TASK TO COMPLETE> Give back the records below exactly, every one, with no pictures.

RECORDS FOR PROCESSING>

• • • • • • •

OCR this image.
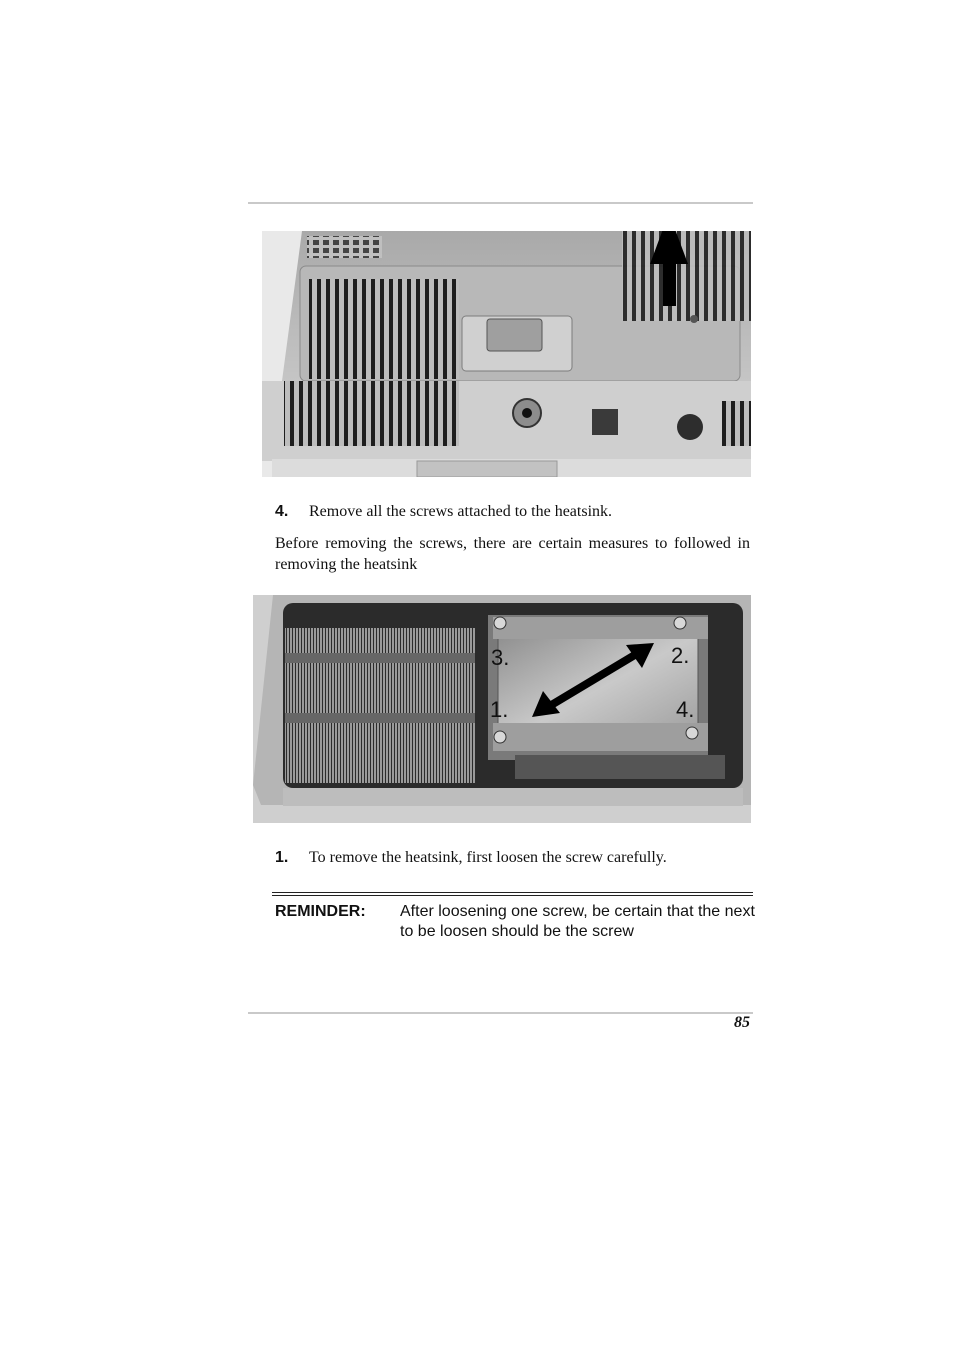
4. Remove all the screws attached to the heatsink.
Before removing the screws, there are certain measures to followed in removing the heatsink
3.	2.
1.	4.
1. To remove the heatsink, first loosen the screw carefully.
REMINDER: After loosening one screw, be certain that the next to be loosen should be the screw
85
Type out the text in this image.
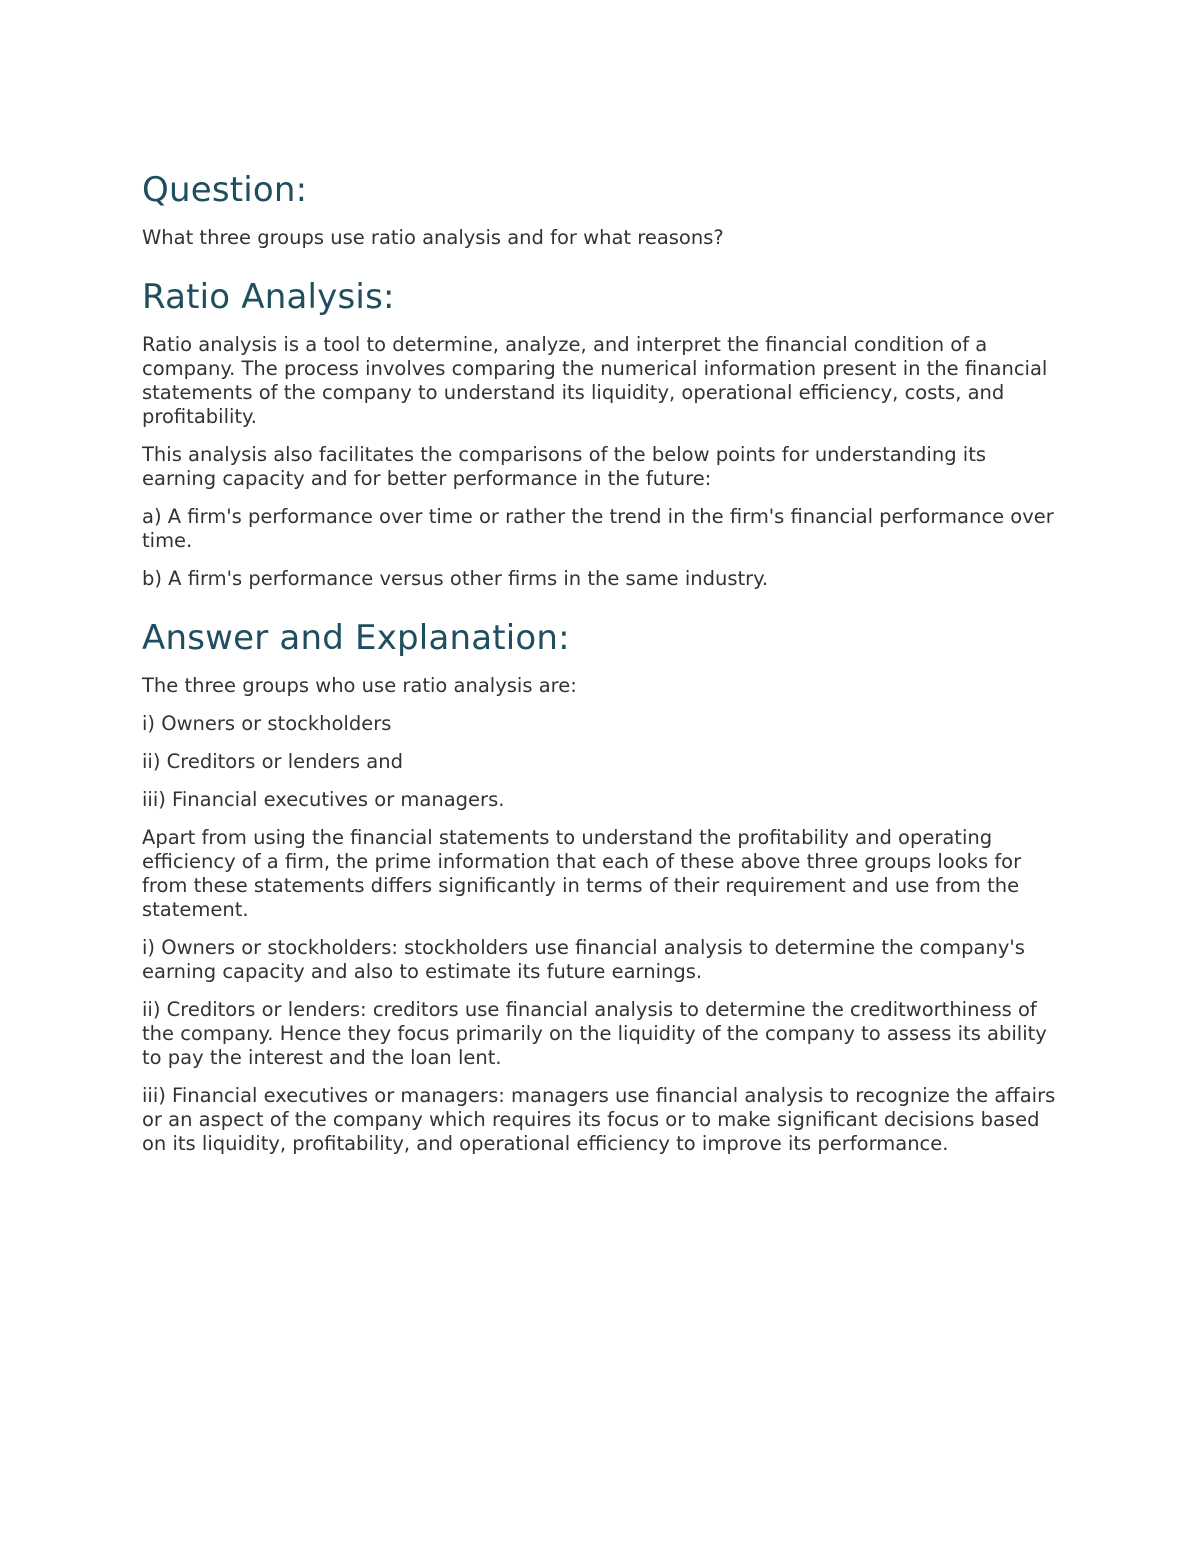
Question:

What three groups use ratio analysis and for what reasons?

Ratio Analysis:

Ratio analysis is a tool to determine, analyze, and interpret the financial condition of a company. The process involves comparing the numerical information present in the financial statements of the company to understand its liquidity, operational efficiency, costs, and profitability.

This analysis also facilitates the comparisons of the below points for understanding its earning capacity and for better performance in the future:

a) A firm's performance over time or rather the trend in the firm's financial performance over time.

b) A firm's performance versus other firms in the same industry.

Answer and Explanation:

The three groups who use ratio analysis are:

i) Owners or stockholders

ii) Creditors or lenders and

iii) Financial executives or managers.

Apart from using the financial statements to understand the profitability and operating efficiency of a firm, the prime information that each of these above three groups looks for from these statements differs significantly in terms of their requirement and use from the statement.

i) Owners or stockholders: stockholders use financial analysis to determine the company's earning capacity and also to estimate its future earnings.

ii) Creditors or lenders: creditors use financial analysis to determine the creditworthiness of the company. Hence they focus primarily on the liquidity of the company to assess its ability to pay the interest and the loan lent.

iii) Financial executives or managers: managers use financial analysis to recognize the affairs or an aspect of the company which requires its focus or to make significant decisions based on its liquidity, profitability, and operational efficiency to improve its performance.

• • • • • • •

THE RESPONSE>
OCR this image.
4. Remove all the screws attached to the heatsink.
Before removing the screws, there are certain measures to followed in removing the heatsink
3.	2.
1.	4.
1. To remove the heatsink, first loosen the screw carefully.
REMINDER: After loosening one screw, be certain that the next to be loosen should be the screw
85
Type out the text in this image.
Question:

What three groups use ratio analysis and for what reasons?

Ratio Analysis:

Ratio analysis is a tool to determine, analyze, and interpret the financial condition of a company. The process involves comparing the numerical information present in the financial statements of the company to understand its liquidity, operational efficiency, costs, and profitability.

This analysis also facilitates the comparisons of the below points for understanding its earning capacity and for better performance in the future:

a) A firm's performance over time or rather the trend in the firm's financial performance over time.

b) A firm's performance versus other firms in the same industry.

Answer and Explanation:

The three groups who use ratio analysis are:

i) Owners or stockholders

ii) Creditors or lenders and

iii) Financial executives or managers.

Apart from using the financial statements to understand the profitability and operating efficiency of a firm, the prime information that each of these above three groups looks for from these statements differs significantly in terms of their requirement and use from the statement.

i) Owners or stockholders: stockholders use financial analysis to determine the company's earning capacity and also to estimate its future earnings.

ii) Creditors or lenders: creditors use financial analysis to determine the creditworthiness of the company. Hence they focus primarily on the liquidity of the company to assess its ability to pay the interest and the loan lent.

iii) Financial executives or managers: managers use financial analysis to recognize the affairs or an aspect of the company which requires its focus or to make significant decisions based on its liquidity, profitability, and operational efficiency to improve its performance.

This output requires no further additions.